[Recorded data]
--- BEGIN ---
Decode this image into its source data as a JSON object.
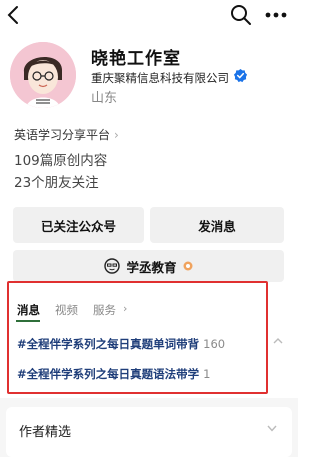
{
  "profile": {
    "account_name": "晓艳工作室",
    "company": "重庆聚精信息科技有限公司",
    "region": "山东",
    "platform_link": "英语学习分享平台",
    "articles": "109篇原创内容",
    "friends": "23个朋友关注"
  },
  "actions": {
    "followed": "已关注公众号",
    "message": "发消息",
    "service": "学丞教育"
  },
  "tabs": [
    "消息",
    "视频",
    "服务"
  ],
  "topics": [
    {
      "title": "#全程伴学系列之每日真题单词带背",
      "count": "160"
    },
    {
      "title": "#全程伴学系列之每日真题语法带学",
      "count": "1"
    }
  ],
  "picks": {
    "title": "作者精选"
  },
  "icons": {
    "back": "back-icon",
    "search": "search-icon",
    "more": "more-icon",
    "verify": "verified-icon",
    "service": "service-logo-icon"
  },
  "colors": {
    "verify": "#1a73e8",
    "highlight": "#e03030",
    "topic_text": "#1f3e7a",
    "tab_underline": "#2f6f3a"
  }
}
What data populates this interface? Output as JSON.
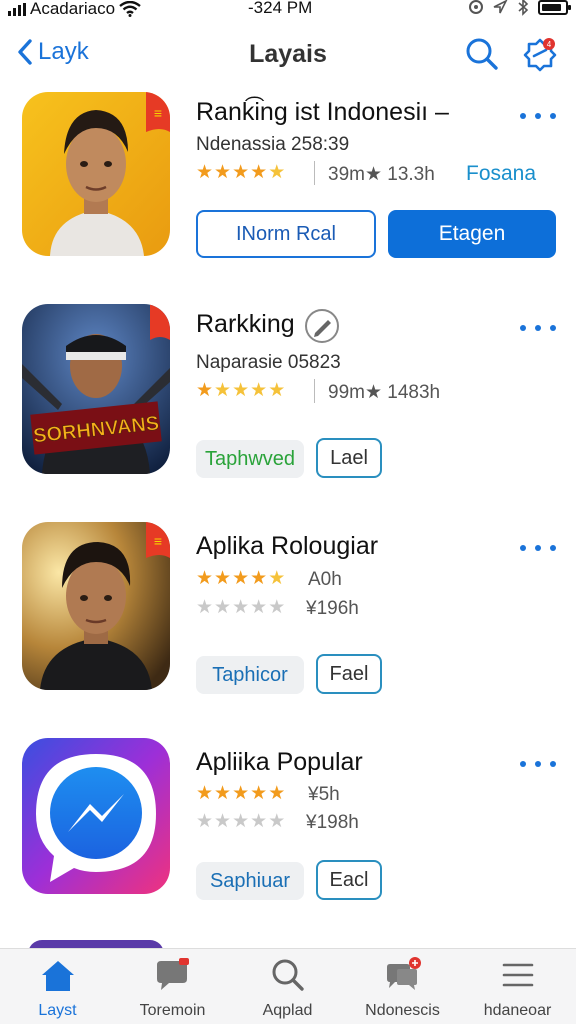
{
  "status_bar": {
    "carrier": "Acadariaco",
    "time": "-324 PM",
    "wifi_icon": "wifi-icon",
    "battery_icon": "battery-icon"
  },
  "nav": {
    "back_label": "Layk",
    "title": "Layais",
    "search_icon": "search-icon",
    "badge_icon": "badge-notification-icon",
    "accent_color": "#1a73d9"
  },
  "apps": [
    {
      "name": "Rank͡ing ist Indonesiı –",
      "subtitle": "Ndenassia 258:39",
      "rating_stars": 5,
      "meta": "39m★ 13.3h",
      "link": "Fosana",
      "btn_outline": "INorm Rcal",
      "btn_primary": "Etagen"
    },
    {
      "name": "Rarkking",
      "subtitle": "Naparasie 05823",
      "rating_stars": 5,
      "meta": "99m★ 1483h",
      "btn_soft": "Taphwved",
      "btn_small": "Lael",
      "icon_text": "SORHNVANS"
    },
    {
      "name": "Aplika Rolougiar",
      "rating_stars": 5,
      "rating_meta": "A0h",
      "rating2_stars": 0,
      "rating2_meta": "¥196h",
      "btn_soft": "Taphicor",
      "btn_small": "Fael"
    },
    {
      "name": "Apliika Popular",
      "rating_stars": 5,
      "rating_meta": "¥5h",
      "rating2_stars": 0,
      "rating2_meta": "¥198h",
      "btn_soft": "Saphiuar",
      "btn_small": "Eacl"
    }
  ],
  "tabs": [
    {
      "label": "Layst",
      "icon": "home-icon",
      "active": true
    },
    {
      "label": "Toremoin",
      "icon": "chat-icon",
      "active": false
    },
    {
      "label": "Aqplad",
      "icon": "search-icon",
      "active": false
    },
    {
      "label": "Ndonescis",
      "icon": "messages-icon",
      "active": false
    },
    {
      "label": "hdaneoar",
      "icon": "menu-icon",
      "active": false
    }
  ]
}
--- END ---
## To do:
The answer is one number: how many lines of the material above contain "verify".

## Answer to the task:
2